Copy every entry word for word. Skip the pictures.

(Figure dataset records)
■ ■ ■ ■ ■

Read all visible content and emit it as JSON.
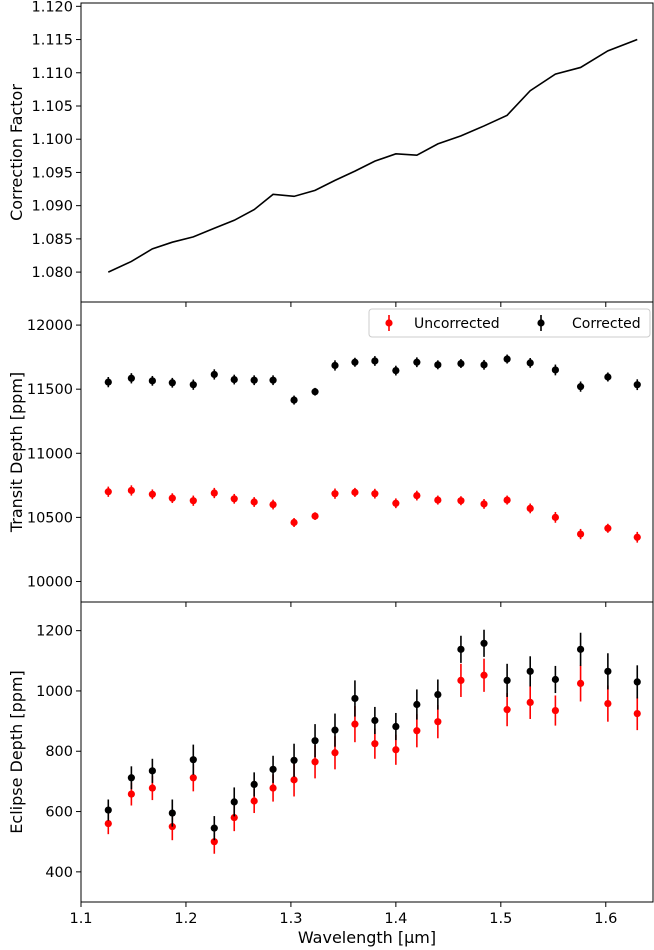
{
  "chart_data": [
    {
      "type": "line",
      "ylabel": "Correction Factor",
      "xlim": [
        1.1,
        1.645
      ],
      "ylim": [
        1.0755,
        1.1205
      ],
      "yticks": [
        1.08,
        1.085,
        1.09,
        1.095,
        1.1,
        1.105,
        1.11,
        1.115,
        1.12
      ],
      "ytick_labels": [
        "1.080",
        "1.085",
        "1.090",
        "1.095",
        "1.100",
        "1.105",
        "1.110",
        "1.115",
        "1.120"
      ],
      "series": [
        {
          "color": "#000000",
          "x": [
            1.126,
            1.148,
            1.168,
            1.187,
            1.207,
            1.227,
            1.246,
            1.265,
            1.283,
            1.303,
            1.323,
            1.342,
            1.361,
            1.38,
            1.4,
            1.42,
            1.44,
            1.462,
            1.484,
            1.506,
            1.528,
            1.552,
            1.576,
            1.602,
            1.63
          ],
          "values": [
            1.08,
            1.0816,
            1.0835,
            1.0845,
            1.0853,
            1.0866,
            1.0878,
            1.0894,
            1.0917,
            1.0914,
            1.0923,
            1.0938,
            1.0952,
            1.0967,
            1.0978,
            1.0976,
            1.0993,
            1.1005,
            1.102,
            1.1036,
            1.1073,
            1.1098,
            1.1108,
            1.1133,
            1.115
          ]
        }
      ]
    },
    {
      "type": "scatter",
      "ylabel": "Transit Depth [ppm]",
      "xlim": [
        1.1,
        1.645
      ],
      "ylim": [
        9840,
        12180
      ],
      "yticks": [
        10000,
        10500,
        11000,
        11500,
        12000
      ],
      "ytick_labels": [
        "10000",
        "10500",
        "11000",
        "11500",
        "12000"
      ],
      "legend": "top-right",
      "series": [
        {
          "name": "Uncorrected",
          "color": "#ff0000",
          "x": [
            1.126,
            1.148,
            1.168,
            1.187,
            1.207,
            1.227,
            1.246,
            1.265,
            1.283,
            1.303,
            1.323,
            1.342,
            1.361,
            1.38,
            1.4,
            1.42,
            1.44,
            1.462,
            1.484,
            1.506,
            1.528,
            1.552,
            1.576,
            1.602,
            1.63
          ],
          "values": [
            10700,
            10710,
            10680,
            10650,
            10630,
            10690,
            10645,
            10620,
            10600,
            10460,
            10510,
            10685,
            10695,
            10685,
            10610,
            10670,
            10635,
            10630,
            10605,
            10635,
            10570,
            10500,
            10370,
            10415,
            10345
          ],
          "errors": [
            40,
            40,
            38,
            38,
            40,
            40,
            38,
            38,
            38,
            35,
            30,
            40,
            35,
            38,
            38,
            38,
            35,
            35,
            38,
            35,
            38,
            42,
            40,
            35,
            42
          ]
        },
        {
          "name": "Corrected",
          "color": "#000000",
          "x": [
            1.126,
            1.148,
            1.168,
            1.187,
            1.207,
            1.227,
            1.246,
            1.265,
            1.283,
            1.303,
            1.323,
            1.342,
            1.361,
            1.38,
            1.4,
            1.42,
            1.44,
            1.462,
            1.484,
            1.506,
            1.528,
            1.552,
            1.576,
            1.602,
            1.63
          ],
          "values": [
            11555,
            11585,
            11565,
            11550,
            11535,
            11615,
            11575,
            11570,
            11570,
            11415,
            11480,
            11685,
            11710,
            11720,
            11645,
            11710,
            11690,
            11700,
            11690,
            11735,
            11705,
            11650,
            11520,
            11595,
            11535
          ],
          "errors": [
            40,
            40,
            38,
            38,
            40,
            40,
            38,
            38,
            38,
            35,
            30,
            40,
            35,
            38,
            38,
            38,
            35,
            35,
            38,
            35,
            38,
            42,
            40,
            35,
            42
          ]
        }
      ]
    },
    {
      "type": "scatter",
      "xlabel": "Wavelength [μm]",
      "ylabel": "Eclipse Depth [ppm]",
      "xlim": [
        1.1,
        1.645
      ],
      "ylim": [
        300,
        1295
      ],
      "xticks": [
        1.1,
        1.2,
        1.3,
        1.4,
        1.5,
        1.6
      ],
      "xtick_labels": [
        "1.1",
        "1.2",
        "1.3",
        "1.4",
        "1.5",
        "1.6"
      ],
      "yticks": [
        400,
        600,
        800,
        1000,
        1200
      ],
      "ytick_labels": [
        "400",
        "600",
        "800",
        "1000",
        "1200"
      ],
      "series": [
        {
          "name": "Uncorrected",
          "color": "#ff0000",
          "x": [
            1.126,
            1.148,
            1.168,
            1.187,
            1.207,
            1.227,
            1.246,
            1.265,
            1.283,
            1.303,
            1.323,
            1.342,
            1.361,
            1.38,
            1.4,
            1.42,
            1.44,
            1.462,
            1.484,
            1.506,
            1.528,
            1.552,
            1.576,
            1.602,
            1.63
          ],
          "values": [
            560,
            658,
            678,
            550,
            712,
            500,
            580,
            635,
            678,
            705,
            765,
            795,
            890,
            825,
            805,
            868,
            898,
            1035,
            1052,
            938,
            962,
            935,
            1025,
            958,
            925
          ],
          "errors": [
            35,
            38,
            40,
            45,
            45,
            40,
            45,
            40,
            45,
            55,
            55,
            55,
            60,
            50,
            50,
            55,
            55,
            55,
            55,
            55,
            55,
            50,
            60,
            60,
            55
          ]
        },
        {
          "name": "Corrected",
          "color": "#000000",
          "x": [
            1.126,
            1.148,
            1.168,
            1.187,
            1.207,
            1.227,
            1.246,
            1.265,
            1.283,
            1.303,
            1.323,
            1.342,
            1.361,
            1.38,
            1.4,
            1.42,
            1.44,
            1.462,
            1.484,
            1.506,
            1.528,
            1.552,
            1.576,
            1.602,
            1.63
          ],
          "values": [
            605,
            712,
            735,
            595,
            772,
            545,
            632,
            690,
            740,
            770,
            835,
            870,
            975,
            902,
            882,
            955,
            988,
            1138,
            1158,
            1035,
            1065,
            1038,
            1138,
            1065,
            1030
          ],
          "errors": [
            35,
            38,
            40,
            45,
            50,
            40,
            48,
            40,
            45,
            55,
            55,
            55,
            60,
            45,
            45,
            50,
            50,
            45,
            45,
            55,
            50,
            45,
            55,
            60,
            55
          ]
        }
      ]
    }
  ]
}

■ ■ ■ ■ ■

**Result:**
Read all visible content and emit it as JSON.
{
  "chart_data": [
    {
      "type": "line",
      "ylabel": "Correction Factor",
      "xlim": [
        1.1,
        1.645
      ],
      "ylim": [
        1.0755,
        1.1205
      ],
      "yticks": [
        1.08,
        1.085,
        1.09,
        1.095,
        1.1,
        1.105,
        1.11,
        1.115,
        1.12
      ],
      "ytick_labels": [
        "1.080",
        "1.085",
        "1.090",
        "1.095",
        "1.100",
        "1.105",
        "1.110",
        "1.115",
        "1.120"
      ],
      "series": [
        {
          "color": "#000000",
          "x": [
            1.126,
            1.148,
            1.168,
            1.187,
            1.207,
            1.227,
            1.246,
            1.265,
            1.283,
            1.303,
            1.323,
            1.342,
            1.361,
            1.38,
            1.4,
            1.42,
            1.44,
            1.462,
            1.484,
            1.506,
            1.528,
            1.552,
            1.576,
            1.602,
            1.63
          ],
          "values": [
            1.08,
            1.0816,
            1.0835,
            1.0845,
            1.0853,
            1.0866,
            1.0878,
            1.0894,
            1.0917,
            1.0914,
            1.0923,
            1.0938,
            1.0952,
            1.0967,
            1.0978,
            1.0976,
            1.0993,
            1.1005,
            1.102,
            1.1036,
            1.1073,
            1.1098,
            1.1108,
            1.1133,
            1.115
          ]
        }
      ]
    },
    {
      "type": "scatter",
      "ylabel": "Transit Depth [ppm]",
      "xlim": [
        1.1,
        1.645
      ],
      "ylim": [
        9840,
        12180
      ],
      "yticks": [
        10000,
        10500,
        11000,
        11500,
        12000
      ],
      "ytick_labels": [
        "10000",
        "10500",
        "11000",
        "11500",
        "12000"
      ],
      "legend": "top-right",
      "series": [
        {
          "name": "Uncorrected",
          "color": "#ff0000",
          "x": [
            1.126,
            1.148,
            1.168,
            1.187,
            1.207,
            1.227,
            1.246,
            1.265,
            1.283,
            1.303,
            1.323,
            1.342,
            1.361,
            1.38,
            1.4,
            1.42,
            1.44,
            1.462,
            1.484,
            1.506,
            1.528,
            1.552,
            1.576,
            1.602,
            1.63
          ],
          "values": [
            10700,
            10710,
            10680,
            10650,
            10630,
            10690,
            10645,
            10620,
            10600,
            10460,
            10510,
            10685,
            10695,
            10685,
            10610,
            10670,
            10635,
            10630,
            10605,
            10635,
            10570,
            10500,
            10370,
            10415,
            10345
          ],
          "errors": [
            40,
            40,
            38,
            38,
            40,
            40,
            38,
            38,
            38,
            35,
            30,
            40,
            35,
            38,
            38,
            38,
            35,
            35,
            38,
            35,
            38,
            42,
            40,
            35,
            42
          ]
        },
        {
          "name": "Corrected",
          "color": "#000000",
          "x": [
            1.126,
            1.148,
            1.168,
            1.187,
            1.207,
            1.227,
            1.246,
            1.265,
            1.283,
            1.303,
            1.323,
            1.342,
            1.361,
            1.38,
            1.4,
            1.42,
            1.44,
            1.462,
            1.484,
            1.506,
            1.528,
            1.552,
            1.576,
            1.602,
            1.63
          ],
          "values": [
            11555,
            11585,
            11565,
            11550,
            11535,
            11615,
            11575,
            11570,
            11570,
            11415,
            11480,
            11685,
            11710,
            11720,
            11645,
            11710,
            11690,
            11700,
            11690,
            11735,
            11705,
            11650,
            11520,
            11595,
            11535
          ],
          "errors": [
            40,
            40,
            38,
            38,
            40,
            40,
            38,
            38,
            38,
            35,
            30,
            40,
            35,
            38,
            38,
            38,
            35,
            35,
            38,
            35,
            38,
            42,
            40,
            35,
            42
          ]
        }
      ]
    },
    {
      "type": "scatter",
      "xlabel": "Wavelength [μm]",
      "ylabel": "Eclipse Depth [ppm]",
      "xlim": [
        1.1,
        1.645
      ],
      "ylim": [
        300,
        1295
      ],
      "xticks": [
        1.1,
        1.2,
        1.3,
        1.4,
        1.5,
        1.6
      ],
      "xtick_labels": [
        "1.1",
        "1.2",
        "1.3",
        "1.4",
        "1.5",
        "1.6"
      ],
      "yticks": [
        400,
        600,
        800,
        1000,
        1200
      ],
      "ytick_labels": [
        "400",
        "600",
        "800",
        "1000",
        "1200"
      ],
      "series": [
        {
          "name": "Uncorrected",
          "color": "#ff0000",
          "x": [
            1.126,
            1.148,
            1.168,
            1.187,
            1.207,
            1.227,
            1.246,
            1.265,
            1.283,
            1.303,
            1.323,
            1.342,
            1.361,
            1.38,
            1.4,
            1.42,
            1.44,
            1.462,
            1.484,
            1.506,
            1.528,
            1.552,
            1.576,
            1.602,
            1.63
          ],
          "values": [
            560,
            658,
            678,
            550,
            712,
            500,
            580,
            635,
            678,
            705,
            765,
            795,
            890,
            825,
            805,
            868,
            898,
            1035,
            1052,
            938,
            962,
            935,
            1025,
            958,
            925
          ],
          "errors": [
            35,
            38,
            40,
            45,
            45,
            40,
            45,
            40,
            45,
            55,
            55,
            55,
            60,
            50,
            50,
            55,
            55,
            55,
            55,
            55,
            55,
            50,
            60,
            60,
            55
          ]
        },
        {
          "name": "Corrected",
          "color": "#000000",
          "x": [
            1.126,
            1.148,
            1.168,
            1.187,
            1.207,
            1.227,
            1.246,
            1.265,
            1.283,
            1.303,
            1.323,
            1.342,
            1.361,
            1.38,
            1.4,
            1.42,
            1.44,
            1.462,
            1.484,
            1.506,
            1.528,
            1.552,
            1.576,
            1.602,
            1.63
          ],
          "values": [
            605,
            712,
            735,
            595,
            772,
            545,
            632,
            690,
            740,
            770,
            835,
            870,
            975,
            902,
            882,
            955,
            988,
            1138,
            1158,
            1035,
            1065,
            1038,
            1138,
            1065,
            1030
          ],
          "errors": [
            35,
            38,
            40,
            45,
            50,
            40,
            48,
            40,
            45,
            55,
            55,
            55,
            60,
            45,
            45,
            50,
            50,
            45,
            45,
            55,
            50,
            45,
            55,
            60,
            55
          ]
        }
      ]
    }
  ]
}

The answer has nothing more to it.